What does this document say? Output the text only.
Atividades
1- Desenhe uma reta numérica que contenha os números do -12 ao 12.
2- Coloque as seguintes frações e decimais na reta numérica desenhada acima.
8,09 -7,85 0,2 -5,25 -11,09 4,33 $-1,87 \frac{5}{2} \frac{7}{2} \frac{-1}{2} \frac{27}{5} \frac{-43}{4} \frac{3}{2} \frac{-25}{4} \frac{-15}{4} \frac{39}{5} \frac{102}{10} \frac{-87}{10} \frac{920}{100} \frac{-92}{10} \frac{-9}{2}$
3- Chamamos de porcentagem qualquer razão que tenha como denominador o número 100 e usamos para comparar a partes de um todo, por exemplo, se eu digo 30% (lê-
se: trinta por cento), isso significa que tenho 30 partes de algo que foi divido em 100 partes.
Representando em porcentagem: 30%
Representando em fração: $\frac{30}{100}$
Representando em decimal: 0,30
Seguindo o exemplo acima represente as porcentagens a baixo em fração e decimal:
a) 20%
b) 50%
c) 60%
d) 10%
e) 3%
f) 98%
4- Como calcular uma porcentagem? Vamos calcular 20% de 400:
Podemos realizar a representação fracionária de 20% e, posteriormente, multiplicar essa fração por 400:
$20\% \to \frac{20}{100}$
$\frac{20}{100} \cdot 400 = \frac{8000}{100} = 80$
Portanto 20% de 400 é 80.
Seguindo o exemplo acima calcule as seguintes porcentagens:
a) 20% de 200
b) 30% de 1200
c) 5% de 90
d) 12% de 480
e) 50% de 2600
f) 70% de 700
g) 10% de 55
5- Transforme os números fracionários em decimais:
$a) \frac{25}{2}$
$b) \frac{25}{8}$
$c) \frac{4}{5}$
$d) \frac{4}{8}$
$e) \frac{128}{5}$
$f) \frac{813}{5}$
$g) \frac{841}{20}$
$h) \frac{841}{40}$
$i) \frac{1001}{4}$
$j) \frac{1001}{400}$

-------------------------

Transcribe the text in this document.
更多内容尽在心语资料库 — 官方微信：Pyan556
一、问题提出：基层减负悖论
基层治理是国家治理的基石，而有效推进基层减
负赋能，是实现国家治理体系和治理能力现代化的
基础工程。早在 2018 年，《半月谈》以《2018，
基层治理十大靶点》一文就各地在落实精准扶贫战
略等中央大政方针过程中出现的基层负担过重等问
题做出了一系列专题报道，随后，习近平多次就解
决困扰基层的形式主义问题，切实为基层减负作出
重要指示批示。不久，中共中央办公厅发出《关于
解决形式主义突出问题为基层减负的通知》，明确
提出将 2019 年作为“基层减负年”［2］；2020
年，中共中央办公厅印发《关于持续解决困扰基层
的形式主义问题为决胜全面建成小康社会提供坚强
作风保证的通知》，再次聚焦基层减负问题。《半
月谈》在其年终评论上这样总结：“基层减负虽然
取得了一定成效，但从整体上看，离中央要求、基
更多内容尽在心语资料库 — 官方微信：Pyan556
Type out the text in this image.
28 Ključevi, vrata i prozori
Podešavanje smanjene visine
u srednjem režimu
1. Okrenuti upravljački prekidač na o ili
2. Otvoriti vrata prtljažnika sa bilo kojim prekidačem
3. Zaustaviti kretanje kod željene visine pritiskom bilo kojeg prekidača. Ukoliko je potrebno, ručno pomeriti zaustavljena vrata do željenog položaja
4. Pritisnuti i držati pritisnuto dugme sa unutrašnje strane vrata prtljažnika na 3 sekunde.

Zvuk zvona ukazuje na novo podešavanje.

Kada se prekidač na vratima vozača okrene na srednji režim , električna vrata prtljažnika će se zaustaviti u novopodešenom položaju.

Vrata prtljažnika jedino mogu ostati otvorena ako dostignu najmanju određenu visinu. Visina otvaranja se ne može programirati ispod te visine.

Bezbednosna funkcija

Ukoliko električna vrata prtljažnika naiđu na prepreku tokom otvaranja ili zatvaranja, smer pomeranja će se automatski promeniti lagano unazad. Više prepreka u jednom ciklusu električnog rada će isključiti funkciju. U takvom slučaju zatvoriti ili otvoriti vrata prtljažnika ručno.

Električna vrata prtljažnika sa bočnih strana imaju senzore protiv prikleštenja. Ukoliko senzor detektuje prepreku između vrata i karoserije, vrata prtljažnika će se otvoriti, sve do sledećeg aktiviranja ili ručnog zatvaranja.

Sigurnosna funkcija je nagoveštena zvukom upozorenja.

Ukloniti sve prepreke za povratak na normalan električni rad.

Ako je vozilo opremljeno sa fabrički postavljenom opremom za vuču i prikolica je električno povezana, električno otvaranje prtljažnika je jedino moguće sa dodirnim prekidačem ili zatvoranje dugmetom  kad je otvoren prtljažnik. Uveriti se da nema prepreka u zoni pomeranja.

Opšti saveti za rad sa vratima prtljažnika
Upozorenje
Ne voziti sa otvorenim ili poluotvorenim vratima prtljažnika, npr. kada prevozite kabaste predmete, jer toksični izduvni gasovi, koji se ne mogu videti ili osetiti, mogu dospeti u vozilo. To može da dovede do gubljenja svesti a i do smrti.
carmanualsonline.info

-------------------------

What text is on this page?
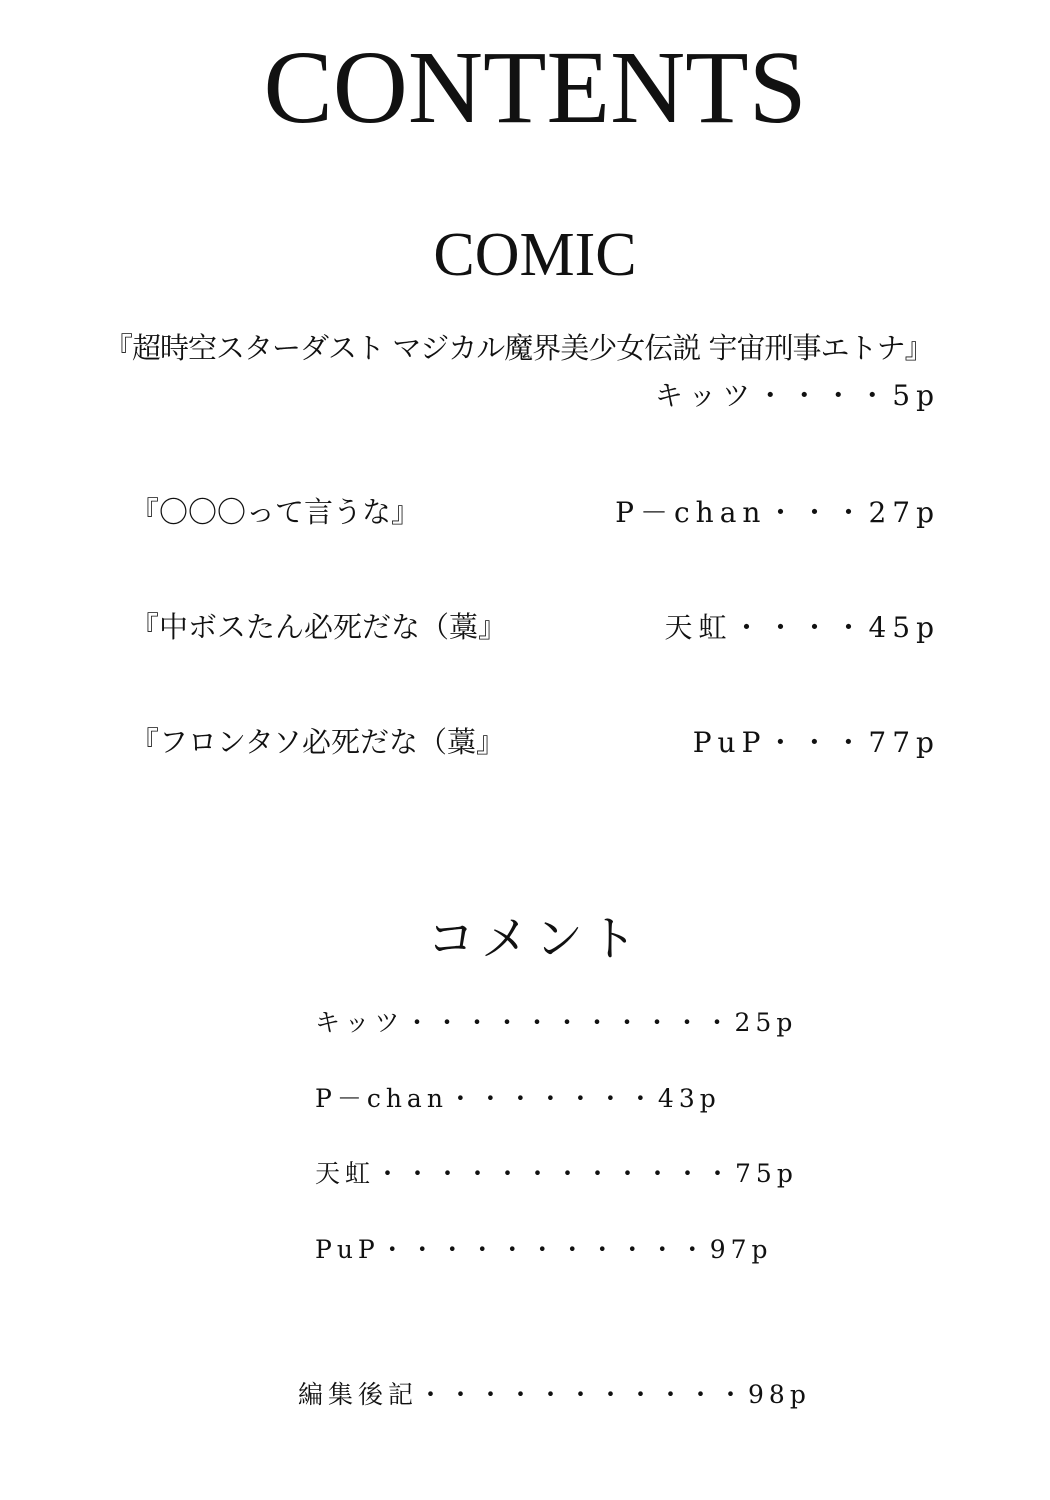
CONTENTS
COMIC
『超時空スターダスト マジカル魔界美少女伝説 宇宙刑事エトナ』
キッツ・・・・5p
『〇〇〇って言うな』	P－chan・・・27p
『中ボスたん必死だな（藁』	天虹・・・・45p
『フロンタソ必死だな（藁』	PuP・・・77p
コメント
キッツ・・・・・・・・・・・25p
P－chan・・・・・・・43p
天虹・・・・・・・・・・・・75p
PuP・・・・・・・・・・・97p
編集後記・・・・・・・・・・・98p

-------------------------

Which lines hold the word "pomeranja"? Copy each of them from the records.

▶ **WRITTEN SOLUTION**:
Ukoliko električna vrata prtljažnika naiđu na prepreku tokom otvaranja ili zatvaranja, smer pomeranja će se automatski promeniti lagano unazad. Više prepreka u jednom ciklusu električnog rada će isključiti funkciju. U takvom slučaju zatvoriti ili otvoriti vrata prtljažnika ručno.
Ako je vozilo opremljeno sa fabrički postavljenom opremom za vuču i prikolica je električno povezana, električno otvaranje prtljažnika je jedino moguće sa dodirnim prekidačem ili zatvoranje dugmetom  kad je otvoren prtljažnik. Uveriti se da nema prepreka u zoni pomeranja.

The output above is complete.